Where the data below has the string "浙江宁波", return the whole line.
##### Records provided
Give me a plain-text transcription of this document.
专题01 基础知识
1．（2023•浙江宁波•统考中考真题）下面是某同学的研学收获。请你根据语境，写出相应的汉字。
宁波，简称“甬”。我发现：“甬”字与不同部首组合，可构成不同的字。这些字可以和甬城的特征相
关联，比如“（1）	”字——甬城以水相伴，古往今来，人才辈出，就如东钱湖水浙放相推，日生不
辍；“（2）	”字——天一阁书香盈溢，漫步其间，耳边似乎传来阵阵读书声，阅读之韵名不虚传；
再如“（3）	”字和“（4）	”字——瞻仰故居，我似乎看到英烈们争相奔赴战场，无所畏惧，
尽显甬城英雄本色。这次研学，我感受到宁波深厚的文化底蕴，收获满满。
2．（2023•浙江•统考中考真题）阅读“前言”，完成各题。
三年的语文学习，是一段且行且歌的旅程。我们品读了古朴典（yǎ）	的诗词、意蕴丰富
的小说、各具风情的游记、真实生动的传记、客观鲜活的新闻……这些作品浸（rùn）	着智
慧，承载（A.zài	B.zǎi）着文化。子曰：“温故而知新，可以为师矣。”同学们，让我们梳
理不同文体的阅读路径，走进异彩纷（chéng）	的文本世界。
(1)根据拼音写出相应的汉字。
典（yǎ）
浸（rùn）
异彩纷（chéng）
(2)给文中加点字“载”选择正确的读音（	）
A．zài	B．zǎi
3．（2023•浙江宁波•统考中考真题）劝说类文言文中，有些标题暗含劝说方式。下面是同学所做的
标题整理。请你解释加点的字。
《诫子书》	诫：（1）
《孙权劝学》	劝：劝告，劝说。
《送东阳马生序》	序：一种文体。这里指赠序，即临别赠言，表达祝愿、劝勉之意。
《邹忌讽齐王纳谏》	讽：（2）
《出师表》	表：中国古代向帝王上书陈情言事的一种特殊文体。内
##########
##### Records provided
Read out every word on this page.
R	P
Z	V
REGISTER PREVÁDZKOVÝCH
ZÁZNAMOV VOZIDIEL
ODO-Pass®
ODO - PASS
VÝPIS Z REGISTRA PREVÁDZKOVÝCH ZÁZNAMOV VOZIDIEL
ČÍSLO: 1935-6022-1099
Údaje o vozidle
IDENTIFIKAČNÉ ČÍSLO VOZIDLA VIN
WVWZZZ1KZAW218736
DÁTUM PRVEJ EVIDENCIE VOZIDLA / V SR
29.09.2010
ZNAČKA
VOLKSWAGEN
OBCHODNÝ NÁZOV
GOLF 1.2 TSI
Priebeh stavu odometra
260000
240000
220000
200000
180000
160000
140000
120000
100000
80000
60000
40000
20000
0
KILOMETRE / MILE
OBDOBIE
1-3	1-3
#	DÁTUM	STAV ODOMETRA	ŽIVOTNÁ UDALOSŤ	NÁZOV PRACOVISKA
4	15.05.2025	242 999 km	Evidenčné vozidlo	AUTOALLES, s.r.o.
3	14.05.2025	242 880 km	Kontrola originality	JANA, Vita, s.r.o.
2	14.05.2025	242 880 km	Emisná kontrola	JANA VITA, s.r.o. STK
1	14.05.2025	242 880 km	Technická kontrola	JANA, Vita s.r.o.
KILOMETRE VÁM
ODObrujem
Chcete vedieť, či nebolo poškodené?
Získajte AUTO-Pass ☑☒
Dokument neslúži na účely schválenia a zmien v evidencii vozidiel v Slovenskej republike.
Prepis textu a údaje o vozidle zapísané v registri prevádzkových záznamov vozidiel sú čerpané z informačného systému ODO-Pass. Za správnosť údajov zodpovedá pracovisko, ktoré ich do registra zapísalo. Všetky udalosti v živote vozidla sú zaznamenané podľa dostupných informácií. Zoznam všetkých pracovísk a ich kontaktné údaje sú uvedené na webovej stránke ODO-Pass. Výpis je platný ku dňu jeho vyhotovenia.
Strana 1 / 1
##########
##### Records provided
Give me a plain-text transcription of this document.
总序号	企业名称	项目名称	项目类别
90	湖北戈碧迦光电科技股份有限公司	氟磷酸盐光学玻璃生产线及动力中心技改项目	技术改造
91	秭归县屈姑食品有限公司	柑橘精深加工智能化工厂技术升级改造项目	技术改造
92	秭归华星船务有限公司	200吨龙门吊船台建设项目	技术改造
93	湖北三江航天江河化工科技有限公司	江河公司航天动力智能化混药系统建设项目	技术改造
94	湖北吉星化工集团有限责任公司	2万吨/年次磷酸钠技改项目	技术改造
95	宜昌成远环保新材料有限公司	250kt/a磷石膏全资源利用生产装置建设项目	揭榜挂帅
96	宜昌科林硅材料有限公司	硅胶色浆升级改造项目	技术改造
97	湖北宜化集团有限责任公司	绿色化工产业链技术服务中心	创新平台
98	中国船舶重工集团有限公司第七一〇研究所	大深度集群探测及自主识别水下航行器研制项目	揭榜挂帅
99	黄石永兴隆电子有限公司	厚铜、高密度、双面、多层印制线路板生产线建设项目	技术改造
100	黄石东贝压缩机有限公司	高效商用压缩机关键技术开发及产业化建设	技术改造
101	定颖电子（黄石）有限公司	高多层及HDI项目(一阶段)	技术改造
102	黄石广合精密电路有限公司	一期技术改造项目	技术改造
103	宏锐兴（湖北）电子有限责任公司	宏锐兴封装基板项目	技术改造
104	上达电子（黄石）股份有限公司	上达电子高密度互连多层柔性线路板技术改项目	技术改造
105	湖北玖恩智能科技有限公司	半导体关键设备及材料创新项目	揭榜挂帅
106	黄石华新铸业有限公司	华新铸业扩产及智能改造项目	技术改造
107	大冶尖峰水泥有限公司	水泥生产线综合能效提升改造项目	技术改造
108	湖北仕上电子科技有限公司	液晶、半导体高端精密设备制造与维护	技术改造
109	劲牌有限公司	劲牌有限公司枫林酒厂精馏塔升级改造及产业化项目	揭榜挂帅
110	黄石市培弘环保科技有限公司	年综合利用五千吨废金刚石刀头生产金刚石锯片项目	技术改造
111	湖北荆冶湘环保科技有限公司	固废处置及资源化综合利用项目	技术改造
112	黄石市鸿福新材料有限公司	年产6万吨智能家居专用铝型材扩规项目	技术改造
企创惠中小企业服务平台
##########
Solution to this problem
1．（2023•浙江宁波•统考中考真题）下面是某同学的研学收获。请你根据语境，写出相应的汉字。
3．（2023•浙江宁波•统考中考真题）劝说类文言文中，有些标题暗含劝说方式。下面是同学所做的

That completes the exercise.